## BEGIN RECORDS TO PROCESS

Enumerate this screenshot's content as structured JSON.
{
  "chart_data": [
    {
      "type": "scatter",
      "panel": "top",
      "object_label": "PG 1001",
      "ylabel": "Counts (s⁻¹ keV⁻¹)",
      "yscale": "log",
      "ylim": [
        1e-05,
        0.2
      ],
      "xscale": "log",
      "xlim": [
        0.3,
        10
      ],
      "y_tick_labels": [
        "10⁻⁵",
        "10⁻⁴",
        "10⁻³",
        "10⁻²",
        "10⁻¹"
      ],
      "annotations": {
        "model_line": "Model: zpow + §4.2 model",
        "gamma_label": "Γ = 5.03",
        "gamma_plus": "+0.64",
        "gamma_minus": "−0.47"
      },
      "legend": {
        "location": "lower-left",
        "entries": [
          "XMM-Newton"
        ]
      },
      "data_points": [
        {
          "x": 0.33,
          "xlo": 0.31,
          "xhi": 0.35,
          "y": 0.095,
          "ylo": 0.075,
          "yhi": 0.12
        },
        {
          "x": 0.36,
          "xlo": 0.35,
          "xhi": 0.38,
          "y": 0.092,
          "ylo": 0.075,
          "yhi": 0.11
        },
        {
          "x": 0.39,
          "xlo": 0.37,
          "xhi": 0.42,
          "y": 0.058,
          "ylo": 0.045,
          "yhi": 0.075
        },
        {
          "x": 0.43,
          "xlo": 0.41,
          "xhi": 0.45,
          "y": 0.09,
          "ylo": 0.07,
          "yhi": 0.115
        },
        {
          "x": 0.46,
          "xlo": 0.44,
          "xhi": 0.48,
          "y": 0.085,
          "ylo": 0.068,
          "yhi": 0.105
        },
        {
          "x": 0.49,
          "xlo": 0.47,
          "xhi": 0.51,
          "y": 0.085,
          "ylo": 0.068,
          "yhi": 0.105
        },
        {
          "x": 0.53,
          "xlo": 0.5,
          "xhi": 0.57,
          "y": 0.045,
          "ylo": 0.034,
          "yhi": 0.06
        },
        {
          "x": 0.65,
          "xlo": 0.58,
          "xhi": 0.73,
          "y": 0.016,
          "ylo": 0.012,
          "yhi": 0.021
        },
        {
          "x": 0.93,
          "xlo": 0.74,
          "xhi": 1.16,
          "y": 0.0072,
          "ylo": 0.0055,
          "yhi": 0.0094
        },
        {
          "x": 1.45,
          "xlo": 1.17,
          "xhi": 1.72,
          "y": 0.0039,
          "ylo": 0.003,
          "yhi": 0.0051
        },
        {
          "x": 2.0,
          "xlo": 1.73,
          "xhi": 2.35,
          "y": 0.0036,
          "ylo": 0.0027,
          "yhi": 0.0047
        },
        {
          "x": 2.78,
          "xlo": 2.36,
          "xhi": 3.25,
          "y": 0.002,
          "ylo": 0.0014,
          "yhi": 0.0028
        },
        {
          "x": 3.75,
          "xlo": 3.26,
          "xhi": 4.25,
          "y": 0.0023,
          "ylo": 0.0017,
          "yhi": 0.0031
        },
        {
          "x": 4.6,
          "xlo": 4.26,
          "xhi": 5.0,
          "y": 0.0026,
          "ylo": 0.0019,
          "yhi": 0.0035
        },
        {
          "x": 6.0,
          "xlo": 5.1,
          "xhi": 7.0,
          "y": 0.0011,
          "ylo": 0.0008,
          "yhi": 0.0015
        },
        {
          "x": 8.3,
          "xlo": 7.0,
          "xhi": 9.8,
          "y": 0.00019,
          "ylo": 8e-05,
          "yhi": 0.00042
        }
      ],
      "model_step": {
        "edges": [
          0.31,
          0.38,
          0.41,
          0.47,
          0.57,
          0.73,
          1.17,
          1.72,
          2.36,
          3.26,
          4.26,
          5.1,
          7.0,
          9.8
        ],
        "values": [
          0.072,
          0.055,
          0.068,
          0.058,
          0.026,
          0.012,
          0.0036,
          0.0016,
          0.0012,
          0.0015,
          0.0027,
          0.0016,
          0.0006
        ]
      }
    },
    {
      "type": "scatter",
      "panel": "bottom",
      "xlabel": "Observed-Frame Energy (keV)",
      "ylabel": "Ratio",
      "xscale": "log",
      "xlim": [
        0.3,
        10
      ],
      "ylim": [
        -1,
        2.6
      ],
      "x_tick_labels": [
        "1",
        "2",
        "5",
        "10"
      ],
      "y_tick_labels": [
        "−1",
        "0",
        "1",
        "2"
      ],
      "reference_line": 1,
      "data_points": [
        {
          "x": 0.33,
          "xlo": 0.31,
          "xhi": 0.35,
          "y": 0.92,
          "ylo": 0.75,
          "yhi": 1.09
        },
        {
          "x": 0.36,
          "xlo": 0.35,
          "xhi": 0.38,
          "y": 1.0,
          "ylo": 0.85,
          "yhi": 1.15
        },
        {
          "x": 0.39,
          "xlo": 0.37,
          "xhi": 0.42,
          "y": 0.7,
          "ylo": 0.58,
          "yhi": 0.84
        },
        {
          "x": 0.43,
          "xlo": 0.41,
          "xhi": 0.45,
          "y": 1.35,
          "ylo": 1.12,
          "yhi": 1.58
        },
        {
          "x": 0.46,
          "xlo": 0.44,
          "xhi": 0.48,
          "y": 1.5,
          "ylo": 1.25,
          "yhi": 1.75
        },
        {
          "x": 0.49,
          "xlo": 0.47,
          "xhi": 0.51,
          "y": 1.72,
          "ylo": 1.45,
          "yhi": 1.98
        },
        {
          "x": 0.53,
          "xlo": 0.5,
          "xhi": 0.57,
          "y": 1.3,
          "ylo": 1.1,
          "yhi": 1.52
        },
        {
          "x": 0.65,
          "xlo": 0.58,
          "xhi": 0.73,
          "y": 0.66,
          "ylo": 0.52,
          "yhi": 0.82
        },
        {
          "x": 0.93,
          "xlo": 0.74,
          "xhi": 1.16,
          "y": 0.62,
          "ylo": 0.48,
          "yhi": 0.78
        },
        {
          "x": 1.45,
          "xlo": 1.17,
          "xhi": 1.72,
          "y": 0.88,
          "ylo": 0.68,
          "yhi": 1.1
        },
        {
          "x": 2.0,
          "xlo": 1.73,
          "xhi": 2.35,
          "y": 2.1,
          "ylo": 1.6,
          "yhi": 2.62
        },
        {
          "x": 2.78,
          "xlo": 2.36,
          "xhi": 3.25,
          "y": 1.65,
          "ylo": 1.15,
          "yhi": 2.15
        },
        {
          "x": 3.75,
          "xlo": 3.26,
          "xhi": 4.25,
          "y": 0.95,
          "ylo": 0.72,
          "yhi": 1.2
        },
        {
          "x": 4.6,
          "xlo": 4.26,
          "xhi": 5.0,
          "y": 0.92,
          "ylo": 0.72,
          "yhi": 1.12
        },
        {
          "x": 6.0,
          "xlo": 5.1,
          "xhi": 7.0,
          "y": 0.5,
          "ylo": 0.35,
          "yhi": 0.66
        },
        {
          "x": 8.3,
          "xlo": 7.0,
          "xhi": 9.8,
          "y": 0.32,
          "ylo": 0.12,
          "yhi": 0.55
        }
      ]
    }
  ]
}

## END RECORDS TO PROCESS

**GOAL OF THE EXERCISE**:
The listing above should be transcribed in full, exactly as written.

**COMPLETE OUTPUT**:
Enumerate this screenshot's content as structured JSON.
{
  "chart_data": [
    {
      "type": "scatter",
      "panel": "top",
      "object_label": "PG 1001",
      "ylabel": "Counts (s⁻¹ keV⁻¹)",
      "yscale": "log",
      "ylim": [
        1e-05,
        0.2
      ],
      "xscale": "log",
      "xlim": [
        0.3,
        10
      ],
      "y_tick_labels": [
        "10⁻⁵",
        "10⁻⁴",
        "10⁻³",
        "10⁻²",
        "10⁻¹"
      ],
      "annotations": {
        "model_line": "Model: zpow + §4.2 model",
        "gamma_label": "Γ = 5.03",
        "gamma_plus": "+0.64",
        "gamma_minus": "−0.47"
      },
      "legend": {
        "location": "lower-left",
        "entries": [
          "XMM-Newton"
        ]
      },
      "data_points": [
        {
          "x": 0.33,
          "xlo": 0.31,
          "xhi": 0.35,
          "y": 0.095,
          "ylo": 0.075,
          "yhi": 0.12
        },
        {
          "x": 0.36,
          "xlo": 0.35,
          "xhi": 0.38,
          "y": 0.092,
          "ylo": 0.075,
          "yhi": 0.11
        },
        {
          "x": 0.39,
          "xlo": 0.37,
          "xhi": 0.42,
          "y": 0.058,
          "ylo": 0.045,
          "yhi": 0.075
        },
        {
          "x": 0.43,
          "xlo": 0.41,
          "xhi": 0.45,
          "y": 0.09,
          "ylo": 0.07,
          "yhi": 0.115
        },
        {
          "x": 0.46,
          "xlo": 0.44,
          "xhi": 0.48,
          "y": 0.085,
          "ylo": 0.068,
          "yhi": 0.105
        },
        {
          "x": 0.49,
          "xlo": 0.47,
          "xhi": 0.51,
          "y": 0.085,
          "ylo": 0.068,
          "yhi": 0.105
        },
        {
          "x": 0.53,
          "xlo": 0.5,
          "xhi": 0.57,
          "y": 0.045,
          "ylo": 0.034,
          "yhi": 0.06
        },
        {
          "x": 0.65,
          "xlo": 0.58,
          "xhi": 0.73,
          "y": 0.016,
          "ylo": 0.012,
          "yhi": 0.021
        },
        {
          "x": 0.93,
          "xlo": 0.74,
          "xhi": 1.16,
          "y": 0.0072,
          "ylo": 0.0055,
          "yhi": 0.0094
        },
        {
          "x": 1.45,
          "xlo": 1.17,
          "xhi": 1.72,
          "y": 0.0039,
          "ylo": 0.003,
          "yhi": 0.0051
        },
        {
          "x": 2.0,
          "xlo": 1.73,
          "xhi": 2.35,
          "y": 0.0036,
          "ylo": 0.0027,
          "yhi": 0.0047
        },
        {
          "x": 2.78,
          "xlo": 2.36,
          "xhi": 3.25,
          "y": 0.002,
          "ylo": 0.0014,
          "yhi": 0.0028
        },
        {
          "x": 3.75,
          "xlo": 3.26,
          "xhi": 4.25,
          "y": 0.0023,
          "ylo": 0.0017,
          "yhi": 0.0031
        },
        {
          "x": 4.6,
          "xlo": 4.26,
          "xhi": 5.0,
          "y": 0.0026,
          "ylo": 0.0019,
          "yhi": 0.0035
        },
        {
          "x": 6.0,
          "xlo": 5.1,
          "xhi": 7.0,
          "y": 0.0011,
          "ylo": 0.0008,
          "yhi": 0.0015
        },
        {
          "x": 8.3,
          "xlo": 7.0,
          "xhi": 9.8,
          "y": 0.00019,
          "ylo": 8e-05,
          "yhi": 0.00042
        }
      ],
      "model_step": {
        "edges": [
          0.31,
          0.38,
          0.41,
          0.47,
          0.57,
          0.73,
          1.17,
          1.72,
          2.36,
          3.26,
          4.26,
          5.1,
          7.0,
          9.8
        ],
        "values": [
          0.072,
          0.055,
          0.068,
          0.058,
          0.026,
          0.012,
          0.0036,
          0.0016,
          0.0012,
          0.0015,
          0.0027,
          0.0016,
          0.0006
        ]
      }
    },
    {
      "type": "scatter",
      "panel": "bottom",
      "xlabel": "Observed-Frame Energy (keV)",
      "ylabel": "Ratio",
      "xscale": "log",
      "xlim": [
        0.3,
        10
      ],
      "ylim": [
        -1,
        2.6
      ],
      "x_tick_labels": [
        "1",
        "2",
        "5",
        "10"
      ],
      "y_tick_labels": [
        "−1",
        "0",
        "1",
        "2"
      ],
      "reference_line": 1,
      "data_points": [
        {
          "x": 0.33,
          "xlo": 0.31,
          "xhi": 0.35,
          "y": 0.92,
          "ylo": 0.75,
          "yhi": 1.09
        },
        {
          "x": 0.36,
          "xlo": 0.35,
          "xhi": 0.38,
          "y": 1.0,
          "ylo": 0.85,
          "yhi": 1.15
        },
        {
          "x": 0.39,
          "xlo": 0.37,
          "xhi": 0.42,
          "y": 0.7,
          "ylo": 0.58,
          "yhi": 0.84
        },
        {
          "x": 0.43,
          "xlo": 0.41,
          "xhi": 0.45,
          "y": 1.35,
          "ylo": 1.12,
          "yhi": 1.58
        },
        {
          "x": 0.46,
          "xlo": 0.44,
          "xhi": 0.48,
          "y": 1.5,
          "ylo": 1.25,
          "yhi": 1.75
        },
        {
          "x": 0.49,
          "xlo": 0.47,
          "xhi": 0.51,
          "y": 1.72,
          "ylo": 1.45,
          "yhi": 1.98
        },
        {
          "x": 0.53,
          "xlo": 0.5,
          "xhi": 0.57,
          "y": 1.3,
          "ylo": 1.1,
          "yhi": 1.52
        },
        {
          "x": 0.65,
          "xlo": 0.58,
          "xhi": 0.73,
          "y": 0.66,
          "ylo": 0.52,
          "yhi": 0.82
        },
        {
          "x": 0.93,
          "xlo": 0.74,
          "xhi": 1.16,
          "y": 0.62,
          "ylo": 0.48,
          "yhi": 0.78
        },
        {
          "x": 1.45,
          "xlo": 1.17,
          "xhi": 1.72,
          "y": 0.88,
          "ylo": 0.68,
          "yhi": 1.1
        },
        {
          "x": 2.0,
          "xlo": 1.73,
          "xhi": 2.35,
          "y": 2.1,
          "ylo": 1.6,
          "yhi": 2.62
        },
        {
          "x": 2.78,
          "xlo": 2.36,
          "xhi": 3.25,
          "y": 1.65,
          "ylo": 1.15,
          "yhi": 2.15
        },
        {
          "x": 3.75,
          "xlo": 3.26,
          "xhi": 4.25,
          "y": 0.95,
          "ylo": 0.72,
          "yhi": 1.2
        },
        {
          "x": 4.6,
          "xlo": 4.26,
          "xhi": 5.0,
          "y": 0.92,
          "ylo": 0.72,
          "yhi": 1.12
        },
        {
          "x": 6.0,
          "xlo": 5.1,
          "xhi": 7.0,
          "y": 0.5,
          "ylo": 0.35,
          "yhi": 0.66
        },
        {
          "x": 8.3,
          "xlo": 7.0,
          "xhi": 9.8,
          "y": 0.32,
          "ylo": 0.12,
          "yhi": 0.55
        }
      ]
    }
  ]
}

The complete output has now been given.